» **GOAL**:
Write out the data again exactly, skipping every picture.

Stored entries:
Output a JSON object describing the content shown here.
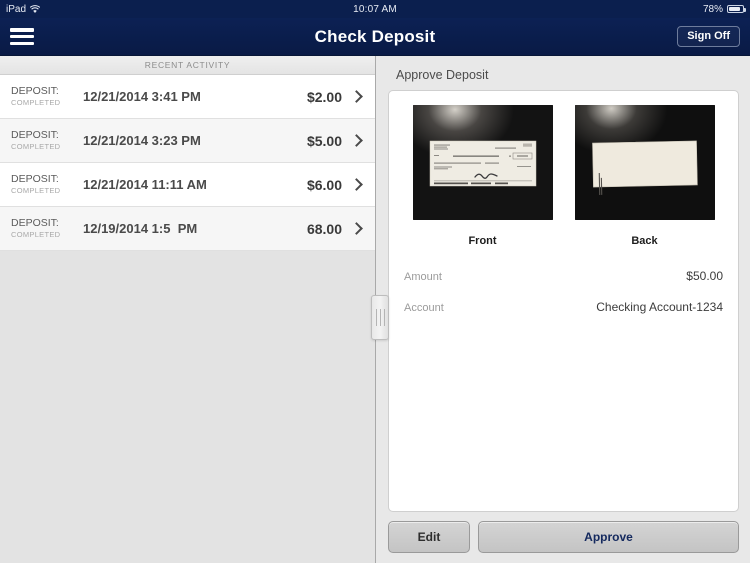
{
  "status_bar": {
    "device": "iPad",
    "wifi_icon": "wifi-icon",
    "time": "10:07 AM",
    "battery_percent": "78%",
    "battery_icon": "battery-icon"
  },
  "nav_bar": {
    "menu_icon": "hamburger-menu-icon",
    "title": "Check Deposit",
    "sign_off_label": "Sign Off"
  },
  "left_pane": {
    "section_header": "RECENT ACTIVITY",
    "rows": [
      {
        "type": "DEPOSIT:",
        "state": "COMPLETED",
        "date": "12/21/2014 3:41 PM",
        "amount": "$2.00",
        "chevron_icon": "chevron-right-icon"
      },
      {
        "type": "DEPOSIT:",
        "state": "COMPLETED",
        "date": "12/21/2014 3:23 PM",
        "amount": "$5.00",
        "chevron_icon": "chevron-right-icon"
      },
      {
        "type": "DEPOSIT:",
        "state": "COMPLETED",
        "date": "12/21/2014 11:11 AM",
        "amount": "$6.00",
        "chevron_icon": "chevron-right-icon"
      },
      {
        "type": "DEPOSIT:",
        "state": "COMPLETED",
        "date": "12/19/2014 1:5  PM",
        "amount": "68.00",
        "chevron_icon": "chevron-right-icon"
      }
    ]
  },
  "splitter": {
    "icon": "drag-handle-icon"
  },
  "right_pane": {
    "title": "Approve Deposit",
    "thumbnails": [
      {
        "label": "Front",
        "image_name": "check-front-image"
      },
      {
        "label": "Back",
        "image_name": "check-back-image"
      }
    ],
    "fields": [
      {
        "label": "Amount",
        "value": "$50.00"
      },
      {
        "label": "Account",
        "value": "Checking Account-1234"
      }
    ],
    "buttons": {
      "edit_label": "Edit",
      "approve_label": "Approve"
    }
  },
  "colors": {
    "navy": "#0b1f4e",
    "approve_text": "#14295e",
    "pane_bg": "#e8e8e8",
    "row_white": "#ffffff",
    "row_alt": "#f6f6f6"
  }
}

» **EXERCISE ANSWER**:
Output a JSON object describing the content shown here.
{
  "status_bar": {
    "device": "iPad",
    "wifi_icon": "wifi-icon",
    "time": "10:07 AM",
    "battery_percent": "78%",
    "battery_icon": "battery-icon"
  },
  "nav_bar": {
    "menu_icon": "hamburger-menu-icon",
    "title": "Check Deposit",
    "sign_off_label": "Sign Off"
  },
  "left_pane": {
    "section_header": "RECENT ACTIVITY",
    "rows": [
      {
        "type": "DEPOSIT:",
        "state": "COMPLETED",
        "date": "12/21/2014 3:41 PM",
        "amount": "$2.00",
        "chevron_icon": "chevron-right-icon"
      },
      {
        "type": "DEPOSIT:",
        "state": "COMPLETED",
        "date": "12/21/2014 3:23 PM",
        "amount": "$5.00",
        "chevron_icon": "chevron-right-icon"
      },
      {
        "type": "DEPOSIT:",
        "state": "COMPLETED",
        "date": "12/21/2014 11:11 AM",
        "amount": "$6.00",
        "chevron_icon": "chevron-right-icon"
      },
      {
        "type": "DEPOSIT:",
        "state": "COMPLETED",
        "date": "12/19/2014 1:5  PM",
        "amount": "68.00",
        "chevron_icon": "chevron-right-icon"
      }
    ]
  },
  "splitter": {
    "icon": "drag-handle-icon"
  },
  "right_pane": {
    "title": "Approve Deposit",
    "thumbnails": [
      {
        "label": "Front",
        "image_name": "check-front-image"
      },
      {
        "label": "Back",
        "image_name": "check-back-image"
      }
    ],
    "fields": [
      {
        "label": "Amount",
        "value": "$50.00"
      },
      {
        "label": "Account",
        "value": "Checking Account-1234"
      }
    ],
    "buttons": {
      "edit_label": "Edit",
      "approve_label": "Approve"
    }
  },
  "colors": {
    "navy": "#0b1f4e",
    "approve_text": "#14295e",
    "pane_bg": "#e8e8e8",
    "row_white": "#ffffff",
    "row_alt": "#f6f6f6"
  }
}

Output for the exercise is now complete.